— Begin —

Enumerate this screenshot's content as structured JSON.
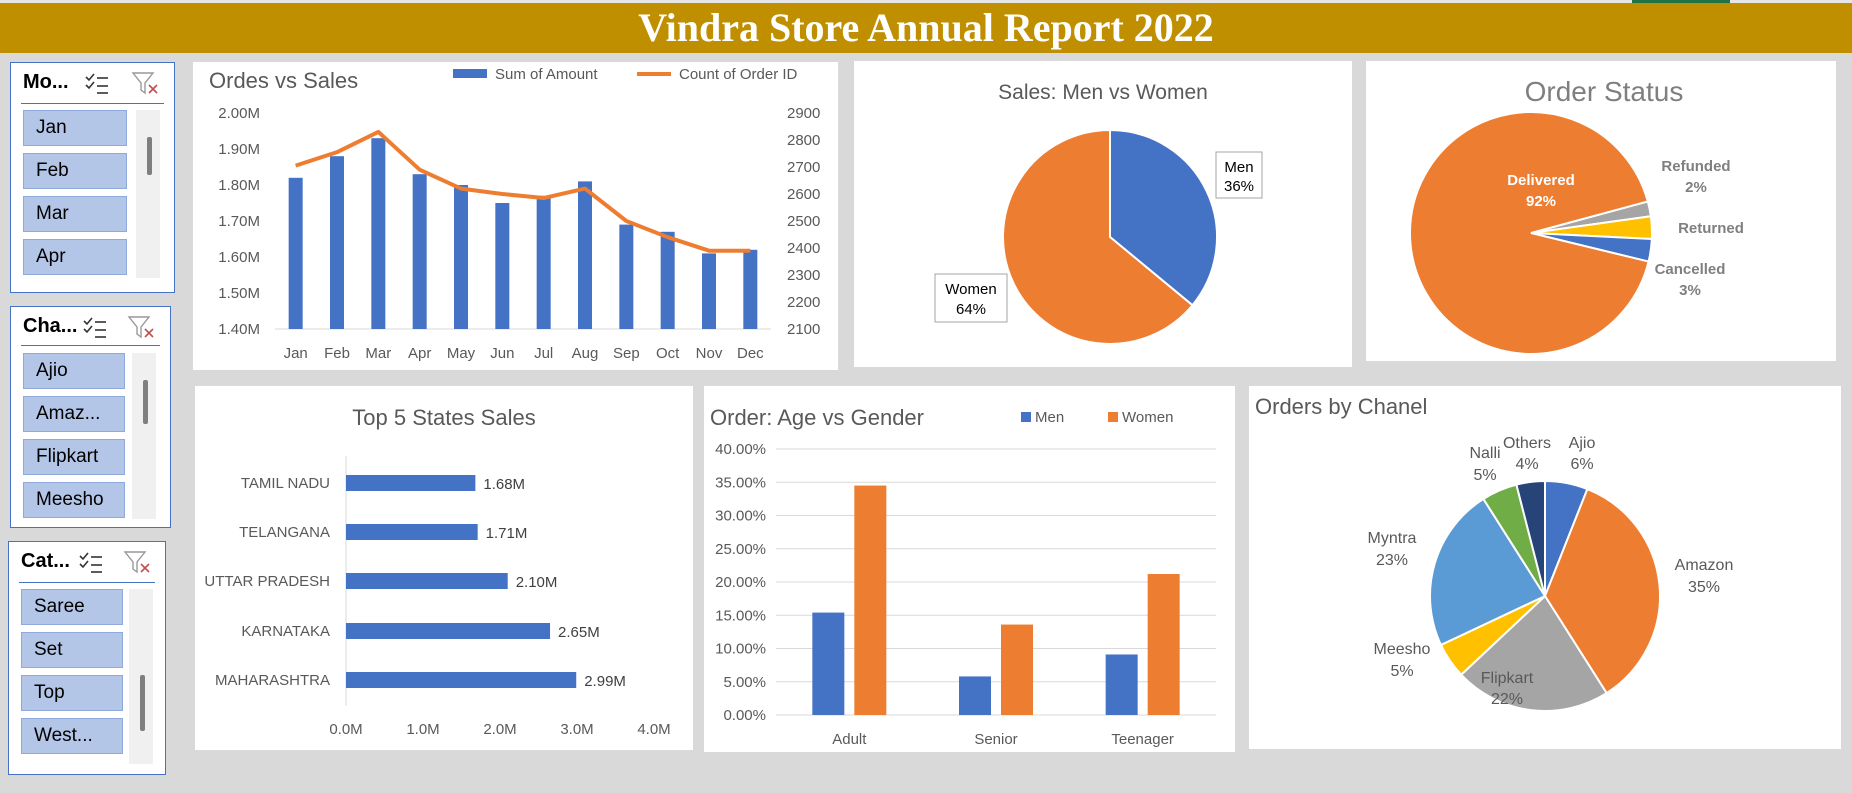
{
  "report": {
    "title": "Vindra Store Annual Report 2022"
  },
  "colors": {
    "blue": "#4472c4",
    "orange": "#ed7d31",
    "gray": "#a5a5a5",
    "yellow": "#ffc000",
    "lightblue": "#5b9bd5",
    "green": "#70ad47",
    "navy": "#264478",
    "banner": "#bf8f00"
  },
  "slicers": [
    {
      "header": "Mo...",
      "items": [
        "Jan",
        "Feb",
        "Mar",
        "Apr"
      ]
    },
    {
      "header": "Cha...",
      "items": [
        "Ajio",
        "Amaz...",
        "Flipkart",
        "Meesho"
      ]
    },
    {
      "header": "Cat...",
      "items": [
        "Saree",
        "Set",
        "Top",
        "West..."
      ]
    }
  ],
  "chart_data": [
    {
      "type": "bar",
      "title": "Ordes vs Sales",
      "categories": [
        "Jan",
        "Feb",
        "Mar",
        "Apr",
        "May",
        "Jun",
        "Jul",
        "Aug",
        "Sep",
        "Oct",
        "Nov",
        "Dec"
      ],
      "series": [
        {
          "name": "Sum of Amount",
          "kind": "bar",
          "axis": "left",
          "values": [
            1.82,
            1.88,
            1.93,
            1.83,
            1.8,
            1.75,
            1.77,
            1.81,
            1.69,
            1.67,
            1.61,
            1.62
          ]
        },
        {
          "name": "Count of Order ID",
          "kind": "line",
          "axis": "right",
          "values": [
            2705,
            2755,
            2830,
            2690,
            2620,
            2600,
            2585,
            2620,
            2500,
            2440,
            2390,
            2390
          ]
        }
      ],
      "yticks_left": [
        "2.00M",
        "1.90M",
        "1.80M",
        "1.70M",
        "1.60M",
        "1.50M",
        "1.40M"
      ],
      "yticks_right": [
        "2900",
        "2800",
        "2700",
        "2600",
        "2500",
        "2400",
        "2300",
        "2200",
        "2100"
      ],
      "ylim_left": [
        1.4,
        2.0
      ],
      "ylim_right": [
        2100,
        2900
      ],
      "legend": "top"
    },
    {
      "type": "pie",
      "title": "Sales: Men vs Women",
      "slices": [
        {
          "label": "Men",
          "value": 36,
          "pct": "36%"
        },
        {
          "label": "Women",
          "value": 64,
          "pct": "64%"
        }
      ]
    },
    {
      "type": "pie",
      "title": "Order Status",
      "slices": [
        {
          "label": "Delivered",
          "value": 92,
          "pct": "92%"
        },
        {
          "label": "Refunded",
          "value": 2,
          "pct": "2%"
        },
        {
          "label": "Returned",
          "value": 3,
          "pct": ""
        },
        {
          "label": "Cancelled",
          "value": 3,
          "pct": "3%"
        }
      ]
    },
    {
      "type": "bar",
      "orientation": "horizontal",
      "title": "Top 5 States Sales",
      "categories": [
        "TAMIL NADU",
        "TELANGANA",
        "UTTAR PRADESH",
        "KARNATAKA",
        "MAHARASHTRA"
      ],
      "values": [
        1.68,
        1.71,
        2.1,
        2.65,
        2.99
      ],
      "value_labels": [
        "1.68M",
        "1.71M",
        "2.10M",
        "2.65M",
        "2.99M"
      ],
      "xticks": [
        "0.0M",
        "1.0M",
        "2.0M",
        "3.0M",
        "4.0M"
      ],
      "xlim": [
        0,
        4
      ]
    },
    {
      "type": "bar",
      "title": "Order: Age vs Gender",
      "categories": [
        "Adult",
        "Senior",
        "Teenager"
      ],
      "series": [
        {
          "name": "Men",
          "values": [
            15.4,
            5.8,
            9.1
          ]
        },
        {
          "name": "Women",
          "values": [
            34.5,
            13.6,
            21.2
          ]
        }
      ],
      "yticks": [
        "40.00%",
        "35.00%",
        "30.00%",
        "25.00%",
        "20.00%",
        "15.00%",
        "10.00%",
        "5.00%",
        "0.00%"
      ],
      "ylim": [
        0,
        40
      ],
      "legend": "top-right"
    },
    {
      "type": "pie",
      "title": "Orders by Chanel",
      "slices": [
        {
          "label": "Ajio",
          "value": 6,
          "pct": "6%"
        },
        {
          "label": "Amazon",
          "value": 35,
          "pct": "35%"
        },
        {
          "label": "Flipkart",
          "value": 22,
          "pct": "22%"
        },
        {
          "label": "Meesho",
          "value": 5,
          "pct": "5%"
        },
        {
          "label": "Myntra",
          "value": 23,
          "pct": "23%"
        },
        {
          "label": "Nalli",
          "value": 5,
          "pct": "5%"
        },
        {
          "label": "Others",
          "value": 4,
          "pct": "4%"
        }
      ]
    }
  ]
}
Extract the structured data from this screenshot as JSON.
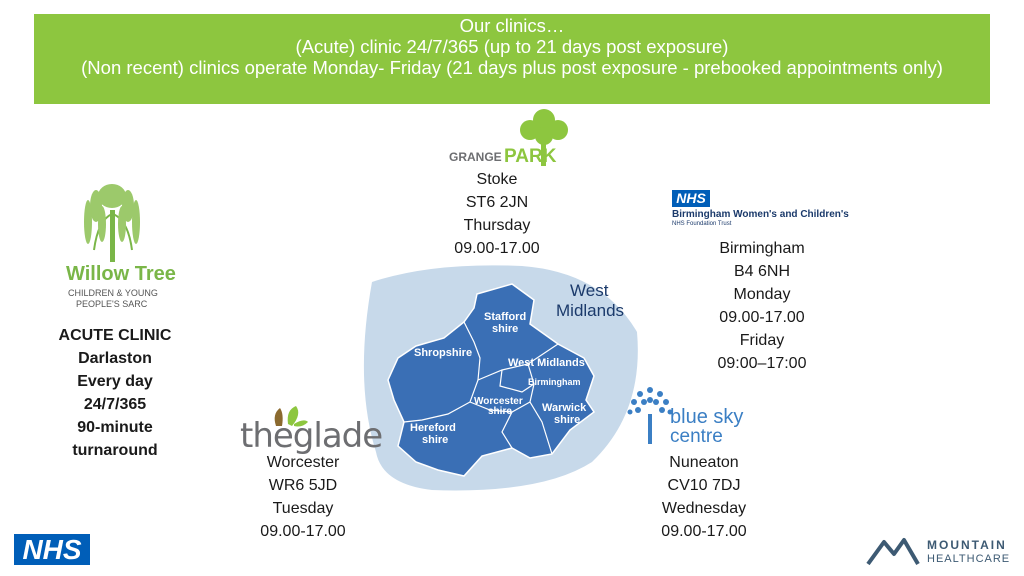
{
  "banner": {
    "line1": "Our clinics…",
    "line2": "(Acute) clinic 24/7/365 (up to 21 days post exposure)",
    "line3": "(Non recent) clinics operate Monday- Friday (21 days plus post exposure - prebooked appointments only)"
  },
  "logos": {
    "willow_tree": {
      "title": "Willow Tree",
      "sub1": "CHILDREN & YOUNG",
      "sub2": "PEOPLE'S SARC"
    },
    "grange_park": {
      "word1": "GRANGE",
      "word2": "PARK"
    },
    "birmingham": {
      "badge": "NHS",
      "name": "Birmingham Women's and Children's",
      "trust": "NHS Foundation Trust"
    },
    "glade": {
      "word": "theglade"
    },
    "blue_sky": {
      "word1": "blue sky",
      "word2": "centre"
    },
    "nhs": {
      "badge": "NHS"
    },
    "mountain": {
      "line1": "MOUNTAIN",
      "line2": "HEALTHCARE"
    }
  },
  "map": {
    "title1": "West",
    "title2": "Midlands",
    "regions": {
      "stafford1": "Stafford",
      "stafford2": "shire",
      "shropshire": "Shropshire",
      "west_midlands": "West Midlands",
      "birmingham": "Birmingham",
      "worcester1": "Worcester",
      "worcester2": "shire",
      "warwick1": "Warwick",
      "warwick2": "shire",
      "hereford1": "Hereford",
      "hereford2": "shire"
    },
    "colors": {
      "region_fill": "#3a6fb5",
      "halo_fill": "#c7d9ea",
      "border": "#ffffff"
    }
  },
  "clinics": {
    "acute": {
      "line1": "ACUTE CLINIC",
      "line2": "Darlaston",
      "line3": "Every day",
      "line4": "24/7/365",
      "line5": "90-minute",
      "line6": "turnaround"
    },
    "stoke": {
      "city": "Stoke",
      "postcode": "ST6 2JN",
      "day": "Thursday",
      "hours": "09.00-17.00"
    },
    "birmingham": {
      "city": "Birmingham",
      "postcode": "B4 6NH",
      "day1": "Monday",
      "hours1": "09.00-17.00",
      "day2": "Friday",
      "hours2": "09:00–17:00"
    },
    "worcester": {
      "city": "Worcester",
      "postcode": "WR6 5JD",
      "day": "Tuesday",
      "hours": "09.00-17.00"
    },
    "nuneaton": {
      "city": "Nuneaton",
      "postcode": "CV10 7DJ",
      "day": "Wednesday",
      "hours": "09.00-17.00"
    }
  },
  "colors": {
    "banner": "#8dc63f",
    "nhs_blue": "#005eb8",
    "willow_green": "#7ab648",
    "blue_sky": "#3b7fc4",
    "mountain": "#3d5a73"
  }
}
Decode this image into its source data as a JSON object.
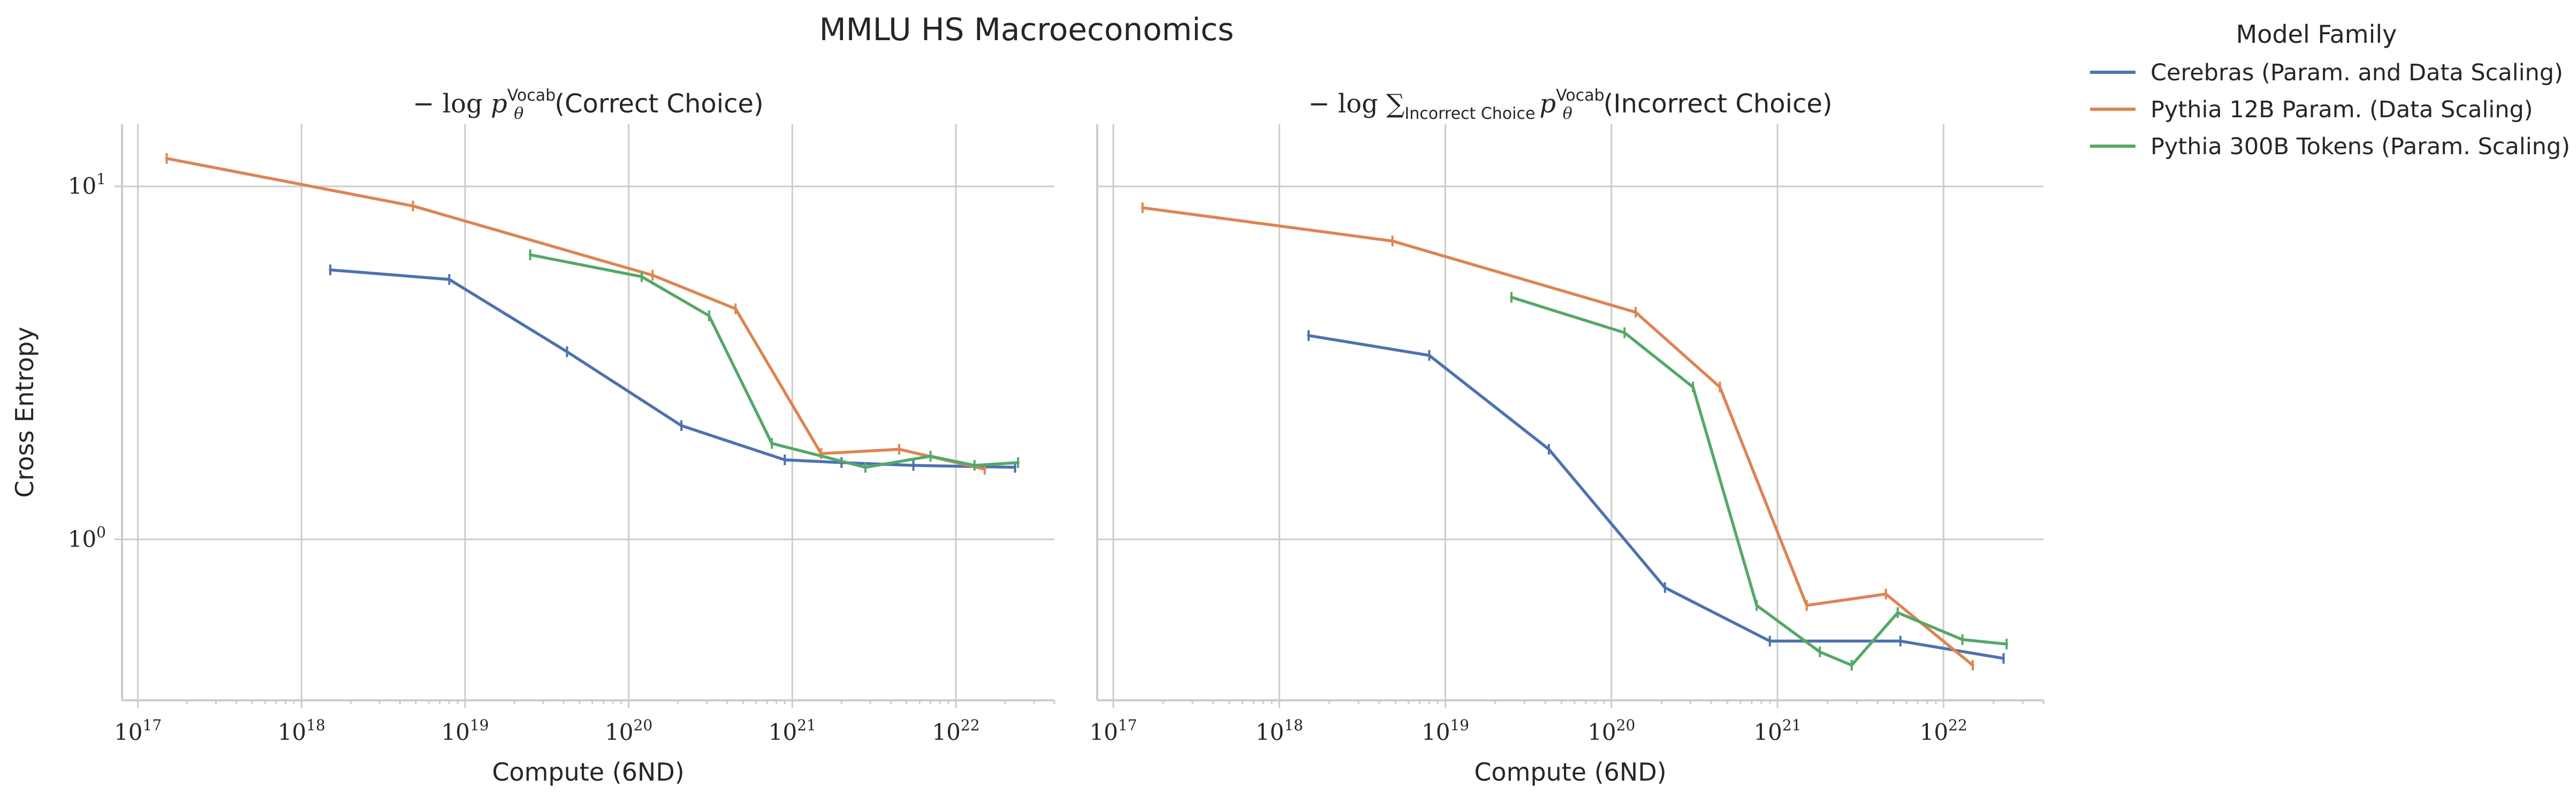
{
  "figure": {
    "title": "MMLU HS Macroeconomics",
    "legend_title": "Model Family",
    "legend_placement": "outside-right-top"
  },
  "colors": {
    "cerebras": "#4c72b0",
    "pythia12b": "#dd8452",
    "pythia300b": "#55a868"
  },
  "chart_data": [
    {
      "type": "line",
      "title_parts": {
        "prefix": "− log ",
        "var": "p",
        "sub": "θ",
        "sup": "Vocab",
        "suffix": "(Correct Choice)"
      },
      "xlabel": "Compute (6ND)",
      "ylabel": "Cross Entropy",
      "xscale": "log",
      "yscale": "log",
      "xlim": [
        8e+16,
        4e+22
      ],
      "ylim": [
        0.35,
        15.0
      ],
      "xticks": [
        {
          "base": "10",
          "exp": "17",
          "value": 1e+17
        },
        {
          "base": "10",
          "exp": "18",
          "value": 1e+18
        },
        {
          "base": "10",
          "exp": "19",
          "value": 1e+19
        },
        {
          "base": "10",
          "exp": "20",
          "value": 1e+20
        },
        {
          "base": "10",
          "exp": "21",
          "value": 1e+21
        },
        {
          "base": "10",
          "exp": "22",
          "value": 1e+22
        }
      ],
      "yticks": [
        {
          "base": "10",
          "exp": "0",
          "value": 1
        },
        {
          "base": "10",
          "exp": "1",
          "value": 10
        }
      ],
      "grid": true,
      "series": [
        {
          "name": "Cerebras (Param. and Data Scaling)",
          "color_key": "cerebras",
          "x": [
            1.5e+18,
            8e+18,
            4.2e+19,
            2.1e+20,
            9e+20,
            2e+21,
            5.5e+21,
            2.3e+22
          ],
          "y": [
            5.8,
            5.45,
            3.4,
            2.1,
            1.68,
            1.65,
            1.62,
            1.6
          ]
        },
        {
          "name": "Pythia 12B Param. (Data Scaling)",
          "color_key": "pythia12b",
          "x": [
            1.5e+17,
            4.8e+18,
            1.4e+20,
            4.5e+20,
            1.5e+21,
            4.5e+21,
            1.5e+22
          ],
          "y": [
            12.0,
            8.8,
            5.6,
            4.5,
            1.75,
            1.8,
            1.58
          ]
        },
        {
          "name": "Pythia 300B Tokens (Param. Scaling)",
          "color_key": "pythia300b",
          "x": [
            2.5e+19,
            1.2e+20,
            3.1e+20,
            7.5e+20,
            2.8e+21,
            7e+21,
            1.3e+22,
            2.4e+22
          ],
          "y": [
            6.4,
            5.55,
            4.3,
            1.87,
            1.6,
            1.72,
            1.62,
            1.65
          ]
        }
      ]
    },
    {
      "type": "line",
      "title_parts": {
        "prefix": "− log ",
        "sum": "∑",
        "sum_sub": "Incorrect Choice",
        "var": "p",
        "sub": "θ",
        "sup": "Vocab",
        "suffix": "(Incorrect Choice)"
      },
      "xlabel": "Compute (6ND)",
      "ylabel": "",
      "xscale": "log",
      "yscale": "log",
      "xlim": [
        8e+16,
        4e+22
      ],
      "ylim": [
        0.35,
        15.0
      ],
      "xticks": [
        {
          "base": "10",
          "exp": "17",
          "value": 1e+17
        },
        {
          "base": "10",
          "exp": "18",
          "value": 1e+18
        },
        {
          "base": "10",
          "exp": "19",
          "value": 1e+19
        },
        {
          "base": "10",
          "exp": "20",
          "value": 1e+20
        },
        {
          "base": "10",
          "exp": "21",
          "value": 1e+21
        },
        {
          "base": "10",
          "exp": "22",
          "value": 1e+22
        }
      ],
      "yticks": [],
      "grid": true,
      "series": [
        {
          "name": "Cerebras (Param. and Data Scaling)",
          "color_key": "cerebras",
          "x": [
            1.5e+18,
            8e+18,
            4.2e+19,
            2.1e+20,
            9e+20,
            5.5e+21,
            2.3e+22
          ],
          "y": [
            3.78,
            3.32,
            1.8,
            0.73,
            0.515,
            0.515,
            0.46
          ]
        },
        {
          "name": "Pythia 12B Param. (Data Scaling)",
          "color_key": "pythia12b",
          "x": [
            1.5e+17,
            4.8e+18,
            1.4e+20,
            4.5e+20,
            1.5e+21,
            4.5e+21,
            1.5e+22
          ],
          "y": [
            8.7,
            7.0,
            4.4,
            2.7,
            0.65,
            0.7,
            0.44
          ]
        },
        {
          "name": "Pythia 300B Tokens (Param. Scaling)",
          "color_key": "pythia300b",
          "x": [
            2.5e+19,
            1.2e+20,
            3.1e+20,
            7.5e+20,
            1.8e+21,
            2.8e+21,
            5.3e+21,
            1.3e+22,
            2.4e+22
          ],
          "y": [
            4.85,
            3.85,
            2.7,
            0.65,
            0.48,
            0.44,
            0.62,
            0.52,
            0.505
          ]
        }
      ]
    }
  ]
}
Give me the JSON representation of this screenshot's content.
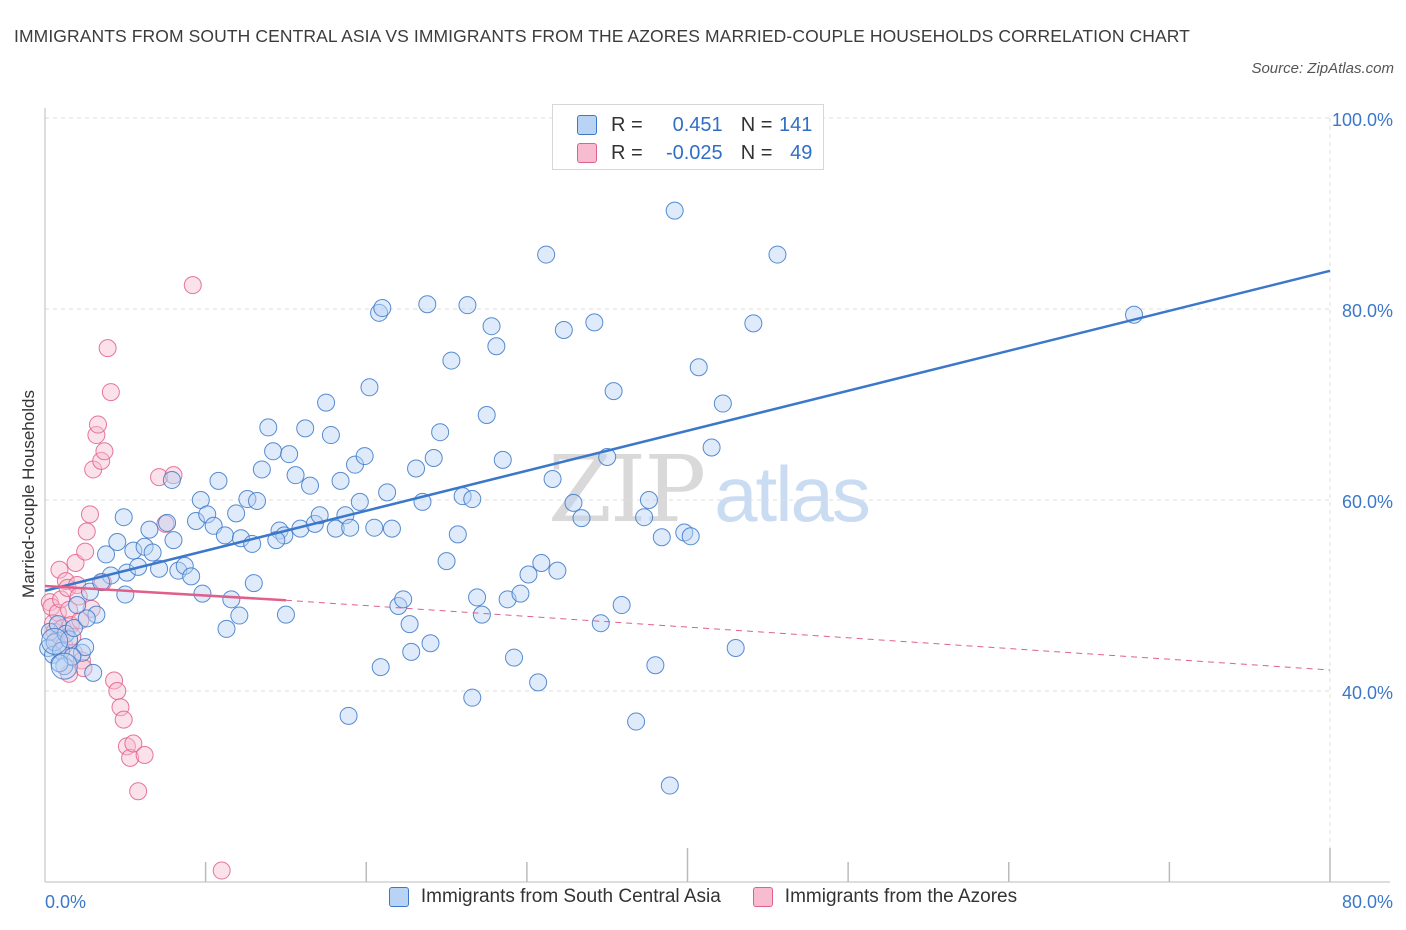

— End —

[OBJECTIVE] Above are the records. Identify each line that contains the word "days".

[PROBLEM SOLUTION]
    "line2": "(Acute) clinic 24/7/365 (up to 21 days post exposure)",
    "line3": "(Non recent) clinics operate Monday- Friday (21 days plus post exposure - prebooked appointments only)"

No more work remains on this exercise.